>> BEGIN ITEMS
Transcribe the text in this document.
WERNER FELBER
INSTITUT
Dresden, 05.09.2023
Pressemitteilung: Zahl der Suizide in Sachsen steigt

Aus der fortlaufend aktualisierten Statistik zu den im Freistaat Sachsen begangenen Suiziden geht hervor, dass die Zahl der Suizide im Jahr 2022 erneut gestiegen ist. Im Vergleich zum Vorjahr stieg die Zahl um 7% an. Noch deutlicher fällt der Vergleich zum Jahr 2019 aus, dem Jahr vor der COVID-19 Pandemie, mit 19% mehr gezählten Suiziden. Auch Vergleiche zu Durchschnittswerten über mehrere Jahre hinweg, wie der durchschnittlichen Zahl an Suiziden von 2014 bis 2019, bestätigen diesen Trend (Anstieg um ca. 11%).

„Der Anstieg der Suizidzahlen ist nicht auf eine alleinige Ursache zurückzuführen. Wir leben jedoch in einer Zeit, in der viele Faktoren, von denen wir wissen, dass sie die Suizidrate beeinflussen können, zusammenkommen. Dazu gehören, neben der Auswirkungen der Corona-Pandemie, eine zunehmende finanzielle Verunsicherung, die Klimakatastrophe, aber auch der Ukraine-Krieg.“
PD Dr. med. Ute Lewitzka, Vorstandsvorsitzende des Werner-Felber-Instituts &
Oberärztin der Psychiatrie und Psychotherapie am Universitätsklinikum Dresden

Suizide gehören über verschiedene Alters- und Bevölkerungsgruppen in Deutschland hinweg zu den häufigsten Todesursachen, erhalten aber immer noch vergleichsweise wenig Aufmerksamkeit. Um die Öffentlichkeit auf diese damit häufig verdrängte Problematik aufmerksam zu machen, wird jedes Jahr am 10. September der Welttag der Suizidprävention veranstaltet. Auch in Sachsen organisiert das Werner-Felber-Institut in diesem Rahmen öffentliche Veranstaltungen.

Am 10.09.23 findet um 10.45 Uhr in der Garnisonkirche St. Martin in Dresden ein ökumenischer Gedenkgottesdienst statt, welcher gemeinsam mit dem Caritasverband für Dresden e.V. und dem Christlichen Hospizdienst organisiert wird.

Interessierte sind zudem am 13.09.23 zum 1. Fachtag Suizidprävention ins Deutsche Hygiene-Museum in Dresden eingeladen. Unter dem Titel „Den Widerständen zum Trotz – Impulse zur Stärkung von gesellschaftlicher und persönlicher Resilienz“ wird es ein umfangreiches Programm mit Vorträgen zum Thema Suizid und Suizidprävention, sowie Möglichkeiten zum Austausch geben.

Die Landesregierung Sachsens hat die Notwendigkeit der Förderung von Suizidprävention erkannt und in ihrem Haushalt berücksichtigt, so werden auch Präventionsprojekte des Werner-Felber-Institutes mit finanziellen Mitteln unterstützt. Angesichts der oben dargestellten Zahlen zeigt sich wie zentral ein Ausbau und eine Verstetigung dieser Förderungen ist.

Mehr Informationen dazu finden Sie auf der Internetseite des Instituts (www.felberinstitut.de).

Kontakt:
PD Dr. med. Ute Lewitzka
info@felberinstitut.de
>> END ITEMS
* **EXERCISE DETAILS**: Please repeat all the records above exactly as they appear.

* **RESULT OF THIS EXERCISE**:
Transcribe the text in this document.
WERNER FELBER
INSTITUT
Dresden, 05.09.2023
Pressemitteilung: Zahl der Suizide in Sachsen steigt

Aus der fortlaufend aktualisierten Statistik zu den im Freistaat Sachsen begangenen Suiziden geht hervor, dass die Zahl der Suizide im Jahr 2022 erneut gestiegen ist. Im Vergleich zum Vorjahr stieg die Zahl um 7% an. Noch deutlicher fällt der Vergleich zum Jahr 2019 aus, dem Jahr vor der COVID-19 Pandemie, mit 19% mehr gezählten Suiziden. Auch Vergleiche zu Durchschnittswerten über mehrere Jahre hinweg, wie der durchschnittlichen Zahl an Suiziden von 2014 bis 2019, bestätigen diesen Trend (Anstieg um ca. 11%).

„Der Anstieg der Suizidzahlen ist nicht auf eine alleinige Ursache zurückzuführen. Wir leben jedoch in einer Zeit, in der viele Faktoren, von denen wir wissen, dass sie die Suizidrate beeinflussen können, zusammenkommen. Dazu gehören, neben der Auswirkungen der Corona-Pandemie, eine zunehmende finanzielle Verunsicherung, die Klimakatastrophe, aber auch der Ukraine-Krieg.“
PD Dr. med. Ute Lewitzka, Vorstandsvorsitzende des Werner-Felber-Instituts &
Oberärztin der Psychiatrie und Psychotherapie am Universitätsklinikum Dresden

Suizide gehören über verschiedene Alters- und Bevölkerungsgruppen in Deutschland hinweg zu den häufigsten Todesursachen, erhalten aber immer noch vergleichsweise wenig Aufmerksamkeit. Um die Öffentlichkeit auf diese damit häufig verdrängte Problematik aufmerksam zu machen, wird jedes Jahr am 10. September der Welttag der Suizidprävention veranstaltet. Auch in Sachsen organisiert das Werner-Felber-Institut in diesem Rahmen öffentliche Veranstaltungen.

Am 10.09.23 findet um 10.45 Uhr in der Garnisonkirche St. Martin in Dresden ein ökumenischer Gedenkgottesdienst statt, welcher gemeinsam mit dem Caritasverband für Dresden e.V. und dem Christlichen Hospizdienst organisiert wird.

Interessierte sind zudem am 13.09.23 zum 1. Fachtag Suizidprävention ins Deutsche Hygiene-Museum in Dresden eingeladen. Unter dem Titel „Den Widerständen zum Trotz – Impulse zur Stärkung von gesellschaftlicher und persönlicher Resilienz“ wird es ein umfangreiches Programm mit Vorträgen zum Thema Suizid und Suizidprävention, sowie Möglichkeiten zum Austausch geben.

Die Landesregierung Sachsens hat die Notwendigkeit der Förderung von Suizidprävention erkannt und in ihrem Haushalt berücksichtigt, so werden auch Präventionsprojekte des Werner-Felber-Institutes mit finanziellen Mitteln unterstützt. Angesichts der oben dargestellten Zahlen zeigt sich wie zentral ein Ausbau und eine Verstetigung dieser Förderungen ist.

Mehr Informationen dazu finden Sie auf der Internetseite des Instituts (www.felberinstitut.de).

Kontakt:
PD Dr. med. Ute Lewitzka
info@felberinstitut.de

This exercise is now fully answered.